> What you are asked to do
Scan each line of the records for the word "aviators" and extract the ones that have it.

———

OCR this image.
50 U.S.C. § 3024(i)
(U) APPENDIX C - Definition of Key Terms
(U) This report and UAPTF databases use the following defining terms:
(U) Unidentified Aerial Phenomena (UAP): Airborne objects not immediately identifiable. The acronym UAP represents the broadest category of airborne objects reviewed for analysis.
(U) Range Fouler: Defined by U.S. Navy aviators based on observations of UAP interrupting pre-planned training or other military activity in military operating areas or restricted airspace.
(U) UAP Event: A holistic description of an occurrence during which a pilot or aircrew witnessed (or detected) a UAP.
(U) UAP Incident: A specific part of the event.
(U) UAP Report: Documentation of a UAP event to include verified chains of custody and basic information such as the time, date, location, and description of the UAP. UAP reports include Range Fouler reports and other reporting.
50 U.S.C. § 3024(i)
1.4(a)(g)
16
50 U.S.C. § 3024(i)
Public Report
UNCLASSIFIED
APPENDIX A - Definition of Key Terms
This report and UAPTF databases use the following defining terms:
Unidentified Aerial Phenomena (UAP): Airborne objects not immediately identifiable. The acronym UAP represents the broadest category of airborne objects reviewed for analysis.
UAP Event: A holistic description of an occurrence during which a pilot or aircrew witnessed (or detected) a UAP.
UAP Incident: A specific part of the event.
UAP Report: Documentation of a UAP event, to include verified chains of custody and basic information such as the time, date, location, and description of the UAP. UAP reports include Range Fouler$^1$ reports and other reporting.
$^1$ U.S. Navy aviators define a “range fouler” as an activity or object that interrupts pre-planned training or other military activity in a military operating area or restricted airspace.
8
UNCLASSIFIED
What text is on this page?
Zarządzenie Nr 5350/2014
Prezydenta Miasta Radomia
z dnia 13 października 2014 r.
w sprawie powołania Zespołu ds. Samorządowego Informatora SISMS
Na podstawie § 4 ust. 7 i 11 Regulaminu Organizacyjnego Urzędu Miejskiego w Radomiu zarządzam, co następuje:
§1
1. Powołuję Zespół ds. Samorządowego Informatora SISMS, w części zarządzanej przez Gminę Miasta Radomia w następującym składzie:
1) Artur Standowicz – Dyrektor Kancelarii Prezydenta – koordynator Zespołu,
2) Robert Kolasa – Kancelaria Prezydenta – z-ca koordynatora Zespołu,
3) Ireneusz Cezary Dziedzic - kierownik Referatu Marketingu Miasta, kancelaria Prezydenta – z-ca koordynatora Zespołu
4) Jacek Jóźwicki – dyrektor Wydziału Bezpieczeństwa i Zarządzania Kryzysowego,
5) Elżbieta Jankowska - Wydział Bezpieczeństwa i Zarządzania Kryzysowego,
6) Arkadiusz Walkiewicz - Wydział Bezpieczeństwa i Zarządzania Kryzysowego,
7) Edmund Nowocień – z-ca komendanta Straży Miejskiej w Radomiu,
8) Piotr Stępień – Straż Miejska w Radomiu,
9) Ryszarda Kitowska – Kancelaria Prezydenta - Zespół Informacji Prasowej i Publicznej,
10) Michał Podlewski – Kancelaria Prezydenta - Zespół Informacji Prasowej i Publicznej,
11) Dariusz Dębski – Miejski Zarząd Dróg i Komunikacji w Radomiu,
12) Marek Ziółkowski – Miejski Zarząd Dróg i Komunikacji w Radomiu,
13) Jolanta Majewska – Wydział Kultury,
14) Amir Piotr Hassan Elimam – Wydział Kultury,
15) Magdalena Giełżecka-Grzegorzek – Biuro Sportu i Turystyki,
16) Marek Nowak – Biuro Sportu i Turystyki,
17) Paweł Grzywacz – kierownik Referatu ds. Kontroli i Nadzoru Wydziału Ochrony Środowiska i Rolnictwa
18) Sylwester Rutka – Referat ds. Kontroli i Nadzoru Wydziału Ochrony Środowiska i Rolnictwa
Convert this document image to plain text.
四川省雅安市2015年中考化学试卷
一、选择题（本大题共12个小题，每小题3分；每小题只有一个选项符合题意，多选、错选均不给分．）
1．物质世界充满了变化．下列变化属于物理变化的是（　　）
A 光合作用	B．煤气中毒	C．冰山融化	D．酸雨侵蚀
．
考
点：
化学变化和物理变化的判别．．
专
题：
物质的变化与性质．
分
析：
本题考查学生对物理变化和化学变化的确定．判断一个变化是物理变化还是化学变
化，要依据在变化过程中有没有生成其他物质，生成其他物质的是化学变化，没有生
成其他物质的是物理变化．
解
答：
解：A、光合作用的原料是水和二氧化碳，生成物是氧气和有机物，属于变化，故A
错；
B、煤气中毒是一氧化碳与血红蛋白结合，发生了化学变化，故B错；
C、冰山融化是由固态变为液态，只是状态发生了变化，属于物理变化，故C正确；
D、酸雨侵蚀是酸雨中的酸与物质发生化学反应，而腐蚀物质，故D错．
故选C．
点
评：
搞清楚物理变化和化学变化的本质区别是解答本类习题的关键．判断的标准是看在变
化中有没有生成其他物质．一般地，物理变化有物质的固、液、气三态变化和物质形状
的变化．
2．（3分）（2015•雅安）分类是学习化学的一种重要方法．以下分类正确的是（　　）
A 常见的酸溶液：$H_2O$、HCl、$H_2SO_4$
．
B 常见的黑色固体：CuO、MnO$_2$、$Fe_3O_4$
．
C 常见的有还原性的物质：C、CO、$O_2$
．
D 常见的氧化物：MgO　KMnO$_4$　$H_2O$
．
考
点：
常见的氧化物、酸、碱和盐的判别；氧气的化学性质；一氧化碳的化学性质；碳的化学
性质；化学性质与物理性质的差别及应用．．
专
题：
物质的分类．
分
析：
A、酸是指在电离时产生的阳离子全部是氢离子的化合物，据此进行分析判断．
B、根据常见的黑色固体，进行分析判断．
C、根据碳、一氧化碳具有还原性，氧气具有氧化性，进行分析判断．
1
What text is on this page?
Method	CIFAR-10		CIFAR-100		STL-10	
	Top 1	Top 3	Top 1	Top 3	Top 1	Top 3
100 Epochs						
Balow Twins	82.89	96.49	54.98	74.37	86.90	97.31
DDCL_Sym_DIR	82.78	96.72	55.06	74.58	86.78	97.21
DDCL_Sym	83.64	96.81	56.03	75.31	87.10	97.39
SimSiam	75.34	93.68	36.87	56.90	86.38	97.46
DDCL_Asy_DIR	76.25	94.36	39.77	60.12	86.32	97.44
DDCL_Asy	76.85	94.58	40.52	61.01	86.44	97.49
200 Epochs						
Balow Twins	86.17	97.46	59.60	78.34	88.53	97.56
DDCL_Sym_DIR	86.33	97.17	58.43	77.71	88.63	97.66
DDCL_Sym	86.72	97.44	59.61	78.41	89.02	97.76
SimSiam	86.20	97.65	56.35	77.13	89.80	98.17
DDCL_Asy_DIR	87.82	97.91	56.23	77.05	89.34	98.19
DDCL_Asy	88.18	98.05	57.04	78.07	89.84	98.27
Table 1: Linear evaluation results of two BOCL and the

———

> Result of this task
(U) Range Fouler: Defined by U.S. Navy aviators based on observations of UAP interrupting pre-planned training or other military activity in military operating areas or restricted airspace.
$^1$ U.S. Navy aviators define a “range fouler” as an activity or object that interrupts pre-planned training or other military activity in a military operating area or restricted airspace.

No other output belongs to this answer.